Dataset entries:
◇ ◇ ◇

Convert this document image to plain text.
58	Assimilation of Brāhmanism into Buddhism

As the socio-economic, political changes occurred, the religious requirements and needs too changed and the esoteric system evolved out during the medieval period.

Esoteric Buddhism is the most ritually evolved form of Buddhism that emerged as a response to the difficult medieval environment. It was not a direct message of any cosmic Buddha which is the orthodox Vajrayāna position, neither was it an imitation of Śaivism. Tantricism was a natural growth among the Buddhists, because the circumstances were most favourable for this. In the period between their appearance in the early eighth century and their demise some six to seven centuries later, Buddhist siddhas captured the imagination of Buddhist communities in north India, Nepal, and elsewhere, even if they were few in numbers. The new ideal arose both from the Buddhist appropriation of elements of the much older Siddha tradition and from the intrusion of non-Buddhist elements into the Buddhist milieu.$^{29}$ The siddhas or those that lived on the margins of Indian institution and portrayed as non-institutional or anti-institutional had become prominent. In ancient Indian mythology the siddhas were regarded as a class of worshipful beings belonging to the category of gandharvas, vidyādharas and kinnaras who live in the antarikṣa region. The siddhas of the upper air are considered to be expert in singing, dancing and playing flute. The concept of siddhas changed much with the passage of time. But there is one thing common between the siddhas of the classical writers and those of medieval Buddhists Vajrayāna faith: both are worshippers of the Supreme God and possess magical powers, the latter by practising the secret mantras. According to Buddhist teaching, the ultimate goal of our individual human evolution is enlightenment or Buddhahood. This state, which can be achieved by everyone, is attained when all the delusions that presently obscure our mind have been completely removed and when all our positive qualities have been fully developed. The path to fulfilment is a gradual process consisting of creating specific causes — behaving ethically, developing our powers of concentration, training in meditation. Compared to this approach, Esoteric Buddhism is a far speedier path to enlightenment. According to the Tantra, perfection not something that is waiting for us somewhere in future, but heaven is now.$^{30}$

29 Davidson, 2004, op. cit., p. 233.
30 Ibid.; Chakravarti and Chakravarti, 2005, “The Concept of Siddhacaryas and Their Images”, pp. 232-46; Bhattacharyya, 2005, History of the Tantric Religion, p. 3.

◇ ◇ ◇

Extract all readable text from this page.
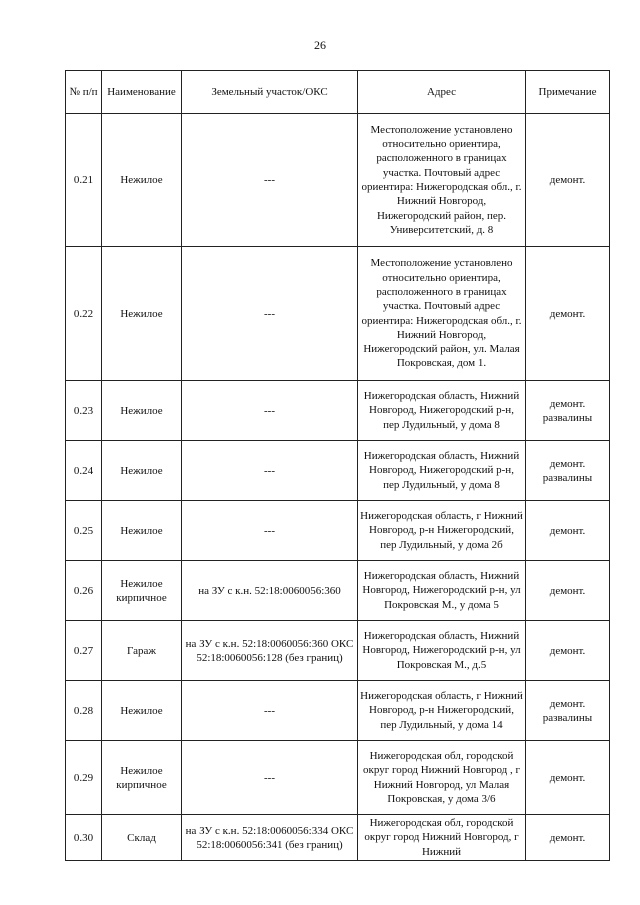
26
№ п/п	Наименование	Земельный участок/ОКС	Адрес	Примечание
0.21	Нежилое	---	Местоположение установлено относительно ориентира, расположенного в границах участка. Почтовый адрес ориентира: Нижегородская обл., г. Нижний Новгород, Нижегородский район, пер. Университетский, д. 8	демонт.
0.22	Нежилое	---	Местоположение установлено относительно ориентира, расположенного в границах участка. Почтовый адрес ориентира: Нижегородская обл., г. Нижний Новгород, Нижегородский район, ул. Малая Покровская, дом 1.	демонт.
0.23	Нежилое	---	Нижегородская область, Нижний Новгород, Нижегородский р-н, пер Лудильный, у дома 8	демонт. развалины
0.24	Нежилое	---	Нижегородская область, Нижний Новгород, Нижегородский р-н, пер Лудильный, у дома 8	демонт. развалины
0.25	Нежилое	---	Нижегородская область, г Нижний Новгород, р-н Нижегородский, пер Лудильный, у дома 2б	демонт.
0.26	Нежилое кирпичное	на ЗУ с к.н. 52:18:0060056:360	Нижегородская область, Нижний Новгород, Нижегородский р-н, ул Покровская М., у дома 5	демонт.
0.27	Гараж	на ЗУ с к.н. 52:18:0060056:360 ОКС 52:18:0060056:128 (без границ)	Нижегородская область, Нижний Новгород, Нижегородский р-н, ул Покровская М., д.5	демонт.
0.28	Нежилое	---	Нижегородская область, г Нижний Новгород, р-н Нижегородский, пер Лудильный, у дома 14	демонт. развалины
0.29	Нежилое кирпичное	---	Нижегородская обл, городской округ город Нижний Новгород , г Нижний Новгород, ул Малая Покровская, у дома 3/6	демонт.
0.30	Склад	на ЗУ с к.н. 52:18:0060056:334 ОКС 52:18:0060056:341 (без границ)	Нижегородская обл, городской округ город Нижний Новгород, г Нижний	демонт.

◇ ◇ ◇

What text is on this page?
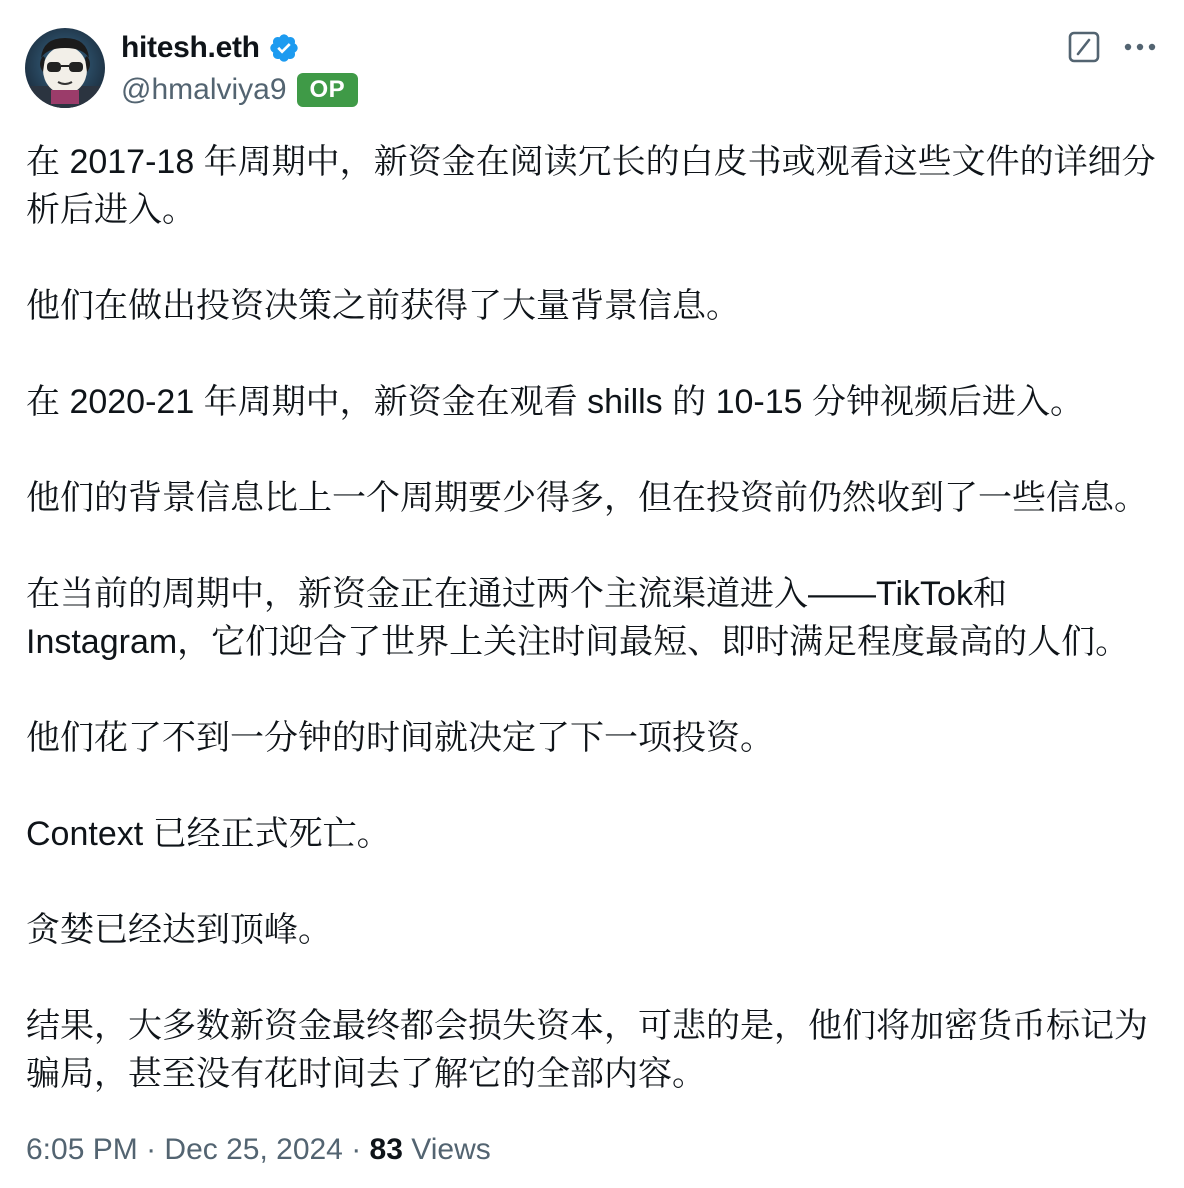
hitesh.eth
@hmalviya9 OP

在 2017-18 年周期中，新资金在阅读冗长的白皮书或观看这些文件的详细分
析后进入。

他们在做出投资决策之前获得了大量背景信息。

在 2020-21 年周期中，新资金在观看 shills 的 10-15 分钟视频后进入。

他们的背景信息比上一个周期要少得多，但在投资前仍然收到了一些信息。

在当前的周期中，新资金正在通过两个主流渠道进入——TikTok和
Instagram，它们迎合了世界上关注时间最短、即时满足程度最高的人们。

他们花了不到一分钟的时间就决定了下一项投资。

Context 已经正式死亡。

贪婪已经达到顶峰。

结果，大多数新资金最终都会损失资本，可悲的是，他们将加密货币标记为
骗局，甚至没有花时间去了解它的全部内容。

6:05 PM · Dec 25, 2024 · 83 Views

◇ ◇ ◇

▶ Short problem: Establish how many lines of the records contain the string "年周期中" and state that number without elaboration.

▶ Response to the task: 2